Task instructions: Output the records. Match them exactly.

** Start of Source data **

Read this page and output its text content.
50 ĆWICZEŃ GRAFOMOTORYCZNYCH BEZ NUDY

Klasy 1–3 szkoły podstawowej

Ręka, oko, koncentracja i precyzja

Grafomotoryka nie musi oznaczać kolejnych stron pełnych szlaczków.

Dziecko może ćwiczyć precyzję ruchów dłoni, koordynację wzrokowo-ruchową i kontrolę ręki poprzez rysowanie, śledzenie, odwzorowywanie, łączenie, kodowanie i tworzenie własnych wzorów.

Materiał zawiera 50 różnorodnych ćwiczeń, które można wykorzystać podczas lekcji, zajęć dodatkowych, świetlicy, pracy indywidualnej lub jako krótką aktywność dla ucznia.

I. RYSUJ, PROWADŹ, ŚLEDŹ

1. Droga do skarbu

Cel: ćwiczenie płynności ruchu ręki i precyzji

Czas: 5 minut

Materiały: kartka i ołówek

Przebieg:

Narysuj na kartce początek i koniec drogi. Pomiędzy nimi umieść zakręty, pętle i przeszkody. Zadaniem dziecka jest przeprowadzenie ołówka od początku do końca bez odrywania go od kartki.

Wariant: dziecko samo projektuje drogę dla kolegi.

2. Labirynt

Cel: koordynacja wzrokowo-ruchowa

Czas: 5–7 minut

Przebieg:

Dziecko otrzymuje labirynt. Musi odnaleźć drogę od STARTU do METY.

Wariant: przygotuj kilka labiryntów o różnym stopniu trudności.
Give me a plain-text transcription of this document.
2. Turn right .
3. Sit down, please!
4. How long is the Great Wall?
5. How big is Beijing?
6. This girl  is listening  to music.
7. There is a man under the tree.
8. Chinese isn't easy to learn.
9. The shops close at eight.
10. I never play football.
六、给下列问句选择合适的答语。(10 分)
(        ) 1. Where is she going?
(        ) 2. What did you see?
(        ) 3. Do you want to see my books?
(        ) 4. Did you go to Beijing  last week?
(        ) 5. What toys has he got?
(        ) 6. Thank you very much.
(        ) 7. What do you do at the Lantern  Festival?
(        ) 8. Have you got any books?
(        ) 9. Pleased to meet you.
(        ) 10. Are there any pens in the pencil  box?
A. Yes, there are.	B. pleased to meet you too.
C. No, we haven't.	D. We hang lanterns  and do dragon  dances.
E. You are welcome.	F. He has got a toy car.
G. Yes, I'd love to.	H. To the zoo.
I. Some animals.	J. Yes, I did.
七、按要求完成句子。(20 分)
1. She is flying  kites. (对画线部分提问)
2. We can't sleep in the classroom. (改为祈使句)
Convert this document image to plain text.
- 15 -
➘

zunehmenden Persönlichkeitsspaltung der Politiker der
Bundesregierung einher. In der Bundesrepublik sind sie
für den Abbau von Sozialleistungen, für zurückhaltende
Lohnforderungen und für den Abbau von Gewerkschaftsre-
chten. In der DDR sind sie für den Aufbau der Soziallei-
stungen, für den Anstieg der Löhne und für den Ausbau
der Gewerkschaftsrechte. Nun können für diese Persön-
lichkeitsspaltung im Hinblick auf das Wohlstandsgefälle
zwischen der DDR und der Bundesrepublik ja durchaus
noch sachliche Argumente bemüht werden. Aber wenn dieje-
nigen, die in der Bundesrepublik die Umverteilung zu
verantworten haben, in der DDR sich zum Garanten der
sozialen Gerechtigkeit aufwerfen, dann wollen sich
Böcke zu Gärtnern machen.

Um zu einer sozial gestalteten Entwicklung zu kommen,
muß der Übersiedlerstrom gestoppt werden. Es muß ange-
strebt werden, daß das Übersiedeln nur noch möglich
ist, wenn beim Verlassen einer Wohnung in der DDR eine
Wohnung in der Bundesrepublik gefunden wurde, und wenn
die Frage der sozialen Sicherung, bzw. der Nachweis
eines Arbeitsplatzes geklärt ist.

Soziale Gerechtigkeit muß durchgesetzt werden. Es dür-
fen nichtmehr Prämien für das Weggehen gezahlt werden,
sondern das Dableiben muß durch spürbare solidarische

** End of Source data **

Finished exercise:
Read this page and output its text content.
50 ĆWICZEŃ GRAFOMOTORYCZNYCH BEZ NUDY

Klasy 1–3 szkoły podstawowej

Ręka, oko, koncentracja i precyzja

Grafomotoryka nie musi oznaczać kolejnych stron pełnych szlaczków.

Dziecko może ćwiczyć precyzję ruchów dłoni, koordynację wzrokowo-ruchową i kontrolę ręki poprzez rysowanie, śledzenie, odwzorowywanie, łączenie, kodowanie i tworzenie własnych wzorów.

Materiał zawiera 50 różnorodnych ćwiczeń, które można wykorzystać podczas lekcji, zajęć dodatkowych, świetlicy, pracy indywidualnej lub jako krótką aktywność dla ucznia.

I. RYSUJ, PROWADŹ, ŚLEDŹ

1. Droga do skarbu

Cel: ćwiczenie płynności ruchu ręki i precyzji

Czas: 5 minut

Materiały: kartka i ołówek

Przebieg:

Narysuj na kartce początek i koniec drogi. Pomiędzy nimi umieść zakręty, pętle i przeszkody. Zadaniem dziecka jest przeprowadzenie ołówka od początku do końca bez odrywania go od kartki.

Wariant: dziecko samo projektuje drogę dla kolegi.

2. Labirynt

Cel: koordynacja wzrokowo-ruchowa

Czas: 5–7 minut

Przebieg:

Dziecko otrzymuje labirynt. Musi odnaleźć drogę od STARTU do METY.

Wariant: przygotuj kilka labiryntów o różnym stopniu trudności.
Give me a plain-text transcription of this document.
2. Turn right .
3. Sit down, please!
4. How long is the Great Wall?
5. How big is Beijing?
6. This girl  is listening  to music.
7. There is a man under the tree.
8. Chinese isn't easy to learn.
9. The shops close at eight.
10. I never play football.
六、给下列问句选择合适的答语。(10 分)
(        ) 1. Where is she going?
(        ) 2. What did you see?
(        ) 3. Do you want to see my books?
(        ) 4. Did you go to Beijing  last week?
(        ) 5. What toys has he got?
(        ) 6. Thank you very much.
(        ) 7. What do you do at the Lantern  Festival?
(        ) 8. Have you got any books?
(        ) 9. Pleased to meet you.
(        ) 10. Are there any pens in the pencil  box?
A. Yes, there are.	B. pleased to meet you too.
C. No, we haven't.	D. We hang lanterns  and do dragon  dances.
E. You are welcome.	F. He has got a toy car.
G. Yes, I'd love to.	H. To the zoo.
I. Some animals.	J. Yes, I did.
七、按要求完成句子。(20 分)
1. She is flying  kites. (对画线部分提问)
2. We can't sleep in the classroom. (改为祈使句)
Convert this document image to plain text.
- 15 -
➘

zunehmenden Persönlichkeitsspaltung der Politiker der
Bundesregierung einher. In der Bundesrepublik sind sie
für den Abbau von Sozialleistungen, für zurückhaltende
Lohnforderungen und für den Abbau von Gewerkschaftsre-
chten. In der DDR sind sie für den Aufbau der Soziallei-
stungen, für den Anstieg der Löhne und für den Ausbau
der Gewerkschaftsrechte. Nun können für diese Persön-
lichkeitsspaltung im Hinblick auf das Wohlstandsgefälle
zwischen der DDR und der Bundesrepublik ja durchaus
noch sachliche Argumente bemüht werden. Aber wenn dieje-
nigen, die in der Bundesrepublik die Umverteilung zu
verantworten haben, in der DDR sich zum Garanten der
sozialen Gerechtigkeit aufwerfen, dann wollen sich
Böcke zu Gärtnern machen.

Um zu einer sozial gestalteten Entwicklung zu kommen,
muß der Übersiedlerstrom gestoppt werden. Es muß ange-
strebt werden, daß das Übersiedeln nur noch möglich
ist, wenn beim Verlassen einer Wohnung in der DDR eine
Wohnung in der Bundesrepublik gefunden wurde, und wenn
die Frage der sozialen Sicherung, bzw. der Nachweis
eines Arbeitsplatzes geklärt ist.

Soziale Gerechtigkeit muß durchgesetzt werden. Es dür-
fen nichtmehr Prämien für das Weggehen gezahlt werden,
sondern das Dableiben muß durch spürbare solidarische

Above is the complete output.